WRITTEN INSTRUCTION: Copy each line below exactly and leave the pictures out.
::: DATASET EXTRACT
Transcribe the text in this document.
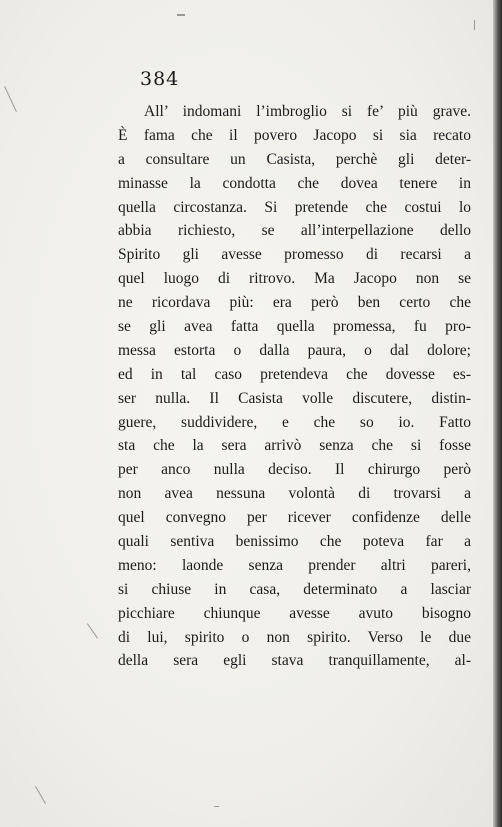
384
All’ indomani l’imbroglio si fe’ più grave.
È fama che il povero Jacopo si sia recato
a consultare un Casista, perchè gli deter-
minasse la condotta che dovea tenere in
quella circostanza. Si pretende che costui lo
abbia richiesto, se all’interpellazione dello
Spirito gli avesse promesso di recarsi a
quel luogo di ritrovo. Ma Jacopo non se
ne ricordava più: era però ben certo che
se gli avea fatta quella promessa, fu pro-
messa estorta o dalla paura, o dal dolore;
ed in tal caso pretendeva che dovesse es-
ser nulla. Il Casista volle discutere, distin-
guere, suddividere, e che so io. Fatto
sta che la sera arrivò senza che si fosse
per anco nulla deciso. Il chirurgo però
non avea nessuna volontà di trovarsi a
quel convegno per ricever confidenze delle
quali sentiva benissimo che poteva far a
meno: laonde senza prender altri pareri,
si chiuse in casa, determinato a lasciar
picchiare chiunque avesse avuto bisogno
di lui, spirito o non spirito. Verso le due
della sera egli stava tranquillamente, al-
::::::
REPLY:
Transcribe the text in this document.
384
All’ indomani l’imbroglio si fe’ più grave.
È fama che il povero Jacopo si sia recato
a consultare un Casista, perchè gli deter-
minasse la condotta che dovea tenere in
quella circostanza. Si pretende che costui lo
abbia richiesto, se all’interpellazione dello
Spirito gli avesse promesso di recarsi a
quel luogo di ritrovo. Ma Jacopo non se
ne ricordava più: era però ben certo che
se gli avea fatta quella promessa, fu pro-
messa estorta o dalla paura, o dal dolore;
ed in tal caso pretendeva che dovesse es-
ser nulla. Il Casista volle discutere, distin-
guere, suddividere, e che so io. Fatto
sta che la sera arrivò senza che si fosse
per anco nulla deciso. Il chirurgo però
non avea nessuna volontà di trovarsi a
quel convegno per ricever confidenze delle
quali sentiva benissimo che poteva far a
meno: laonde senza prender altri pareri,
si chiuse in casa, determinato a lasciar
picchiare chiunque avesse avuto bisogno
di lui, spirito o non spirito. Verso le due
della sera egli stava tranquillamente, al-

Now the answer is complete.